Exercise: Looking at the data below, count the lines that contain the string "按照交通部门相关规定". Write only the total.

Raw records:
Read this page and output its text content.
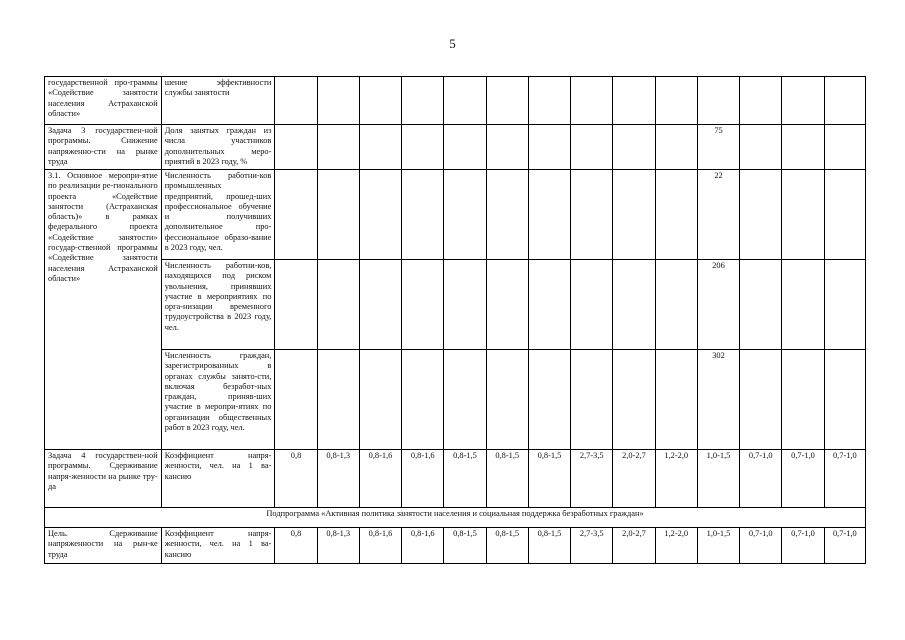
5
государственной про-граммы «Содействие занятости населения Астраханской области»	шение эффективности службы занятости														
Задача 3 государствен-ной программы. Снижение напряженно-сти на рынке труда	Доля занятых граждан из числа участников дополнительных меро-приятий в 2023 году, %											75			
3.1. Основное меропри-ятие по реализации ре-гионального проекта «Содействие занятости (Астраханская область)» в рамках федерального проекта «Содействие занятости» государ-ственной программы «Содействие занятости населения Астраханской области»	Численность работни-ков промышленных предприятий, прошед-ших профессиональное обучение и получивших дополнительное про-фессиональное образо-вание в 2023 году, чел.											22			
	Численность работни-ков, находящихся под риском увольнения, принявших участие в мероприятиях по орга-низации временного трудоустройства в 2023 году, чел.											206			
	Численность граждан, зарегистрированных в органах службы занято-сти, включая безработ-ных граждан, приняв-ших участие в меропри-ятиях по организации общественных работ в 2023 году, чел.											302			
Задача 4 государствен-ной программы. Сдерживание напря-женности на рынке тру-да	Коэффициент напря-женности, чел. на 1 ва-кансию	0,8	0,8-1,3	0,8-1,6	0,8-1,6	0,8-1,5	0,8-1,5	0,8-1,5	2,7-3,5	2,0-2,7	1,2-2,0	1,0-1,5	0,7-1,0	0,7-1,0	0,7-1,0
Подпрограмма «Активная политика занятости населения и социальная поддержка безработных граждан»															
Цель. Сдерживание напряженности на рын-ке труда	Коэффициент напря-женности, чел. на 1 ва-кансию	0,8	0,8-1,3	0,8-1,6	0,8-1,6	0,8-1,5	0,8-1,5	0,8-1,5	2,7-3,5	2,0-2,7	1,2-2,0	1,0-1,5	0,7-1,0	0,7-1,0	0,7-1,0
---
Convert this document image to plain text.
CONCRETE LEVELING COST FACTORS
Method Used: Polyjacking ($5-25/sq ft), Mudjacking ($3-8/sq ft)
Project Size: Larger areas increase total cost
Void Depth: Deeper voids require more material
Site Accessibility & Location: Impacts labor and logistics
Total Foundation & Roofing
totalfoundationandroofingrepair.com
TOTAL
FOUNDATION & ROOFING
--
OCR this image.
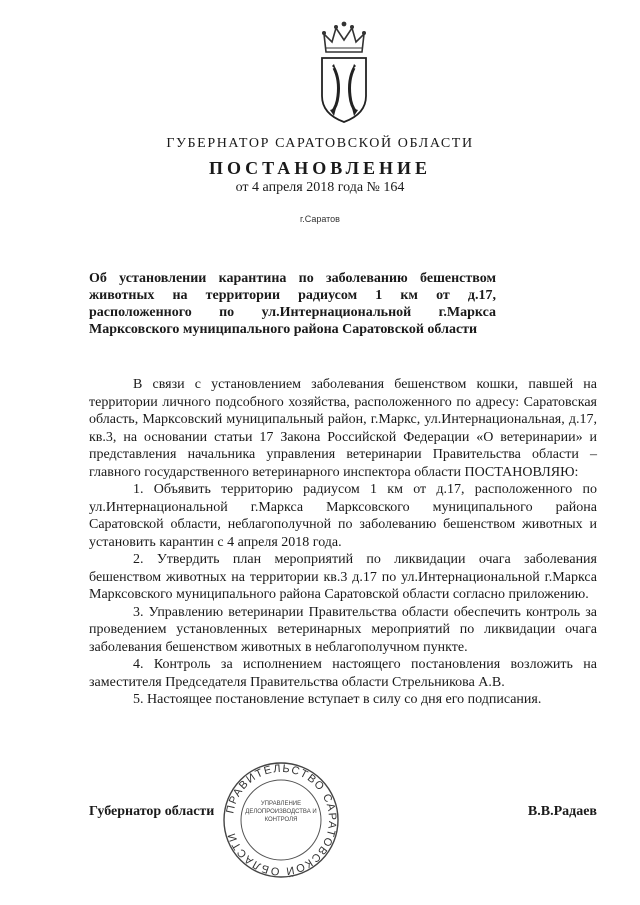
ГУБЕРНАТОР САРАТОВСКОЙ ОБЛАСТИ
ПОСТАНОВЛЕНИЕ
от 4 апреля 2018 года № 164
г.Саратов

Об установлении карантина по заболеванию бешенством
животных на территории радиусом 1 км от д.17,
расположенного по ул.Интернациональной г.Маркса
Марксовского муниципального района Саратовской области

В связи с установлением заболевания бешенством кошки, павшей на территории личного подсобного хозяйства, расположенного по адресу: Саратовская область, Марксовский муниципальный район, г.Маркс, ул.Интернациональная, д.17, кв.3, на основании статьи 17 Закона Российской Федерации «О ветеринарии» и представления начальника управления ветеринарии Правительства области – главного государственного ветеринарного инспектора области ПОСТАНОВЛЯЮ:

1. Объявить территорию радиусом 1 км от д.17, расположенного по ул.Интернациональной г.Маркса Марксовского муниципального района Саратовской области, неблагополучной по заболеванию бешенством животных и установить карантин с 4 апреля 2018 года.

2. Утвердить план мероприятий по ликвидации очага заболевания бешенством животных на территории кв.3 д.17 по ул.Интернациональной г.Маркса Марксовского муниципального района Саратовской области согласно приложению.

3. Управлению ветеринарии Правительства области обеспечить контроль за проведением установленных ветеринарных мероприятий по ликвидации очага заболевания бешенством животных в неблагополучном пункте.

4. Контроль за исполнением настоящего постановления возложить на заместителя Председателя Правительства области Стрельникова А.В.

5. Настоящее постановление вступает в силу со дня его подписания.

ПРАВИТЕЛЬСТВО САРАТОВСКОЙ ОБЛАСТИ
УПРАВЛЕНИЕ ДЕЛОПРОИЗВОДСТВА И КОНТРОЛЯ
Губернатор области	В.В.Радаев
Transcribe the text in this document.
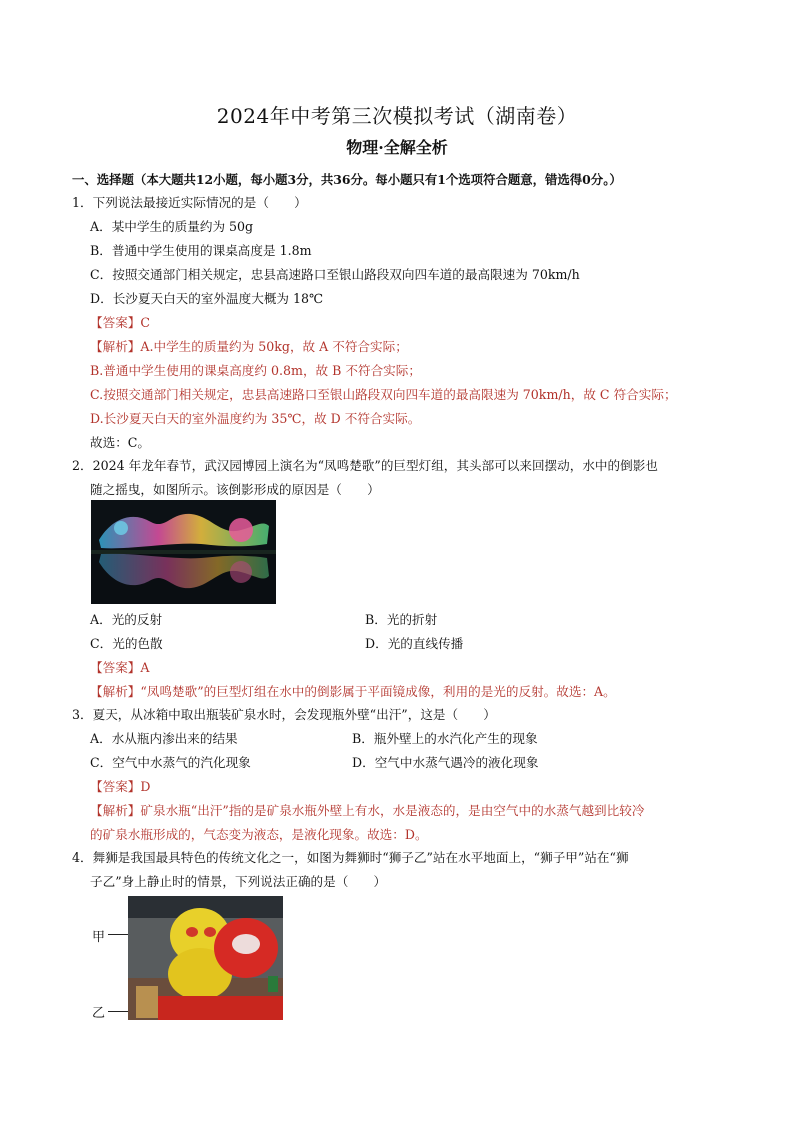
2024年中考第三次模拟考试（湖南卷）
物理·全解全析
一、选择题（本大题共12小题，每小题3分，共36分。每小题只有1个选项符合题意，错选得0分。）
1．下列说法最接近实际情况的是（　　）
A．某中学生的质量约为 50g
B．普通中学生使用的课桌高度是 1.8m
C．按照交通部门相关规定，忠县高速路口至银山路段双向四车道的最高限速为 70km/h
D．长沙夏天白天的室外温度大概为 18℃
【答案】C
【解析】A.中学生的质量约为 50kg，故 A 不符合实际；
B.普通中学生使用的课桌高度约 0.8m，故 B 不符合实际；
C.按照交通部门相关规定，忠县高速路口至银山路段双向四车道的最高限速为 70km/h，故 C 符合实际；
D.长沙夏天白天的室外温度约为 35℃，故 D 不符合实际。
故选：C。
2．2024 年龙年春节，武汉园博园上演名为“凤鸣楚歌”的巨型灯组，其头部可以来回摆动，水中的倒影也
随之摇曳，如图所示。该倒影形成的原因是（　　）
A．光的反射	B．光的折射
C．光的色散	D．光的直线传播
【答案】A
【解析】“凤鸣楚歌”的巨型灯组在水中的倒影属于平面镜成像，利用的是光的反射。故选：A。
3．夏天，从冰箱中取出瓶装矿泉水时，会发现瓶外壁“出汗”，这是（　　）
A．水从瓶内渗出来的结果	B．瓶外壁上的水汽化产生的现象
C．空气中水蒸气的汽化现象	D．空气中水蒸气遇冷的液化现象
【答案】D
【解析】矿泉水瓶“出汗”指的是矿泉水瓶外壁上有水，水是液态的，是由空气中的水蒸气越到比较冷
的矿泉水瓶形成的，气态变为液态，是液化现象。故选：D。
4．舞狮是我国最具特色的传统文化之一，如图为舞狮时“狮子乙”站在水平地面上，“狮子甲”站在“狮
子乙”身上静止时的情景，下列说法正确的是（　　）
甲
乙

Solution: 2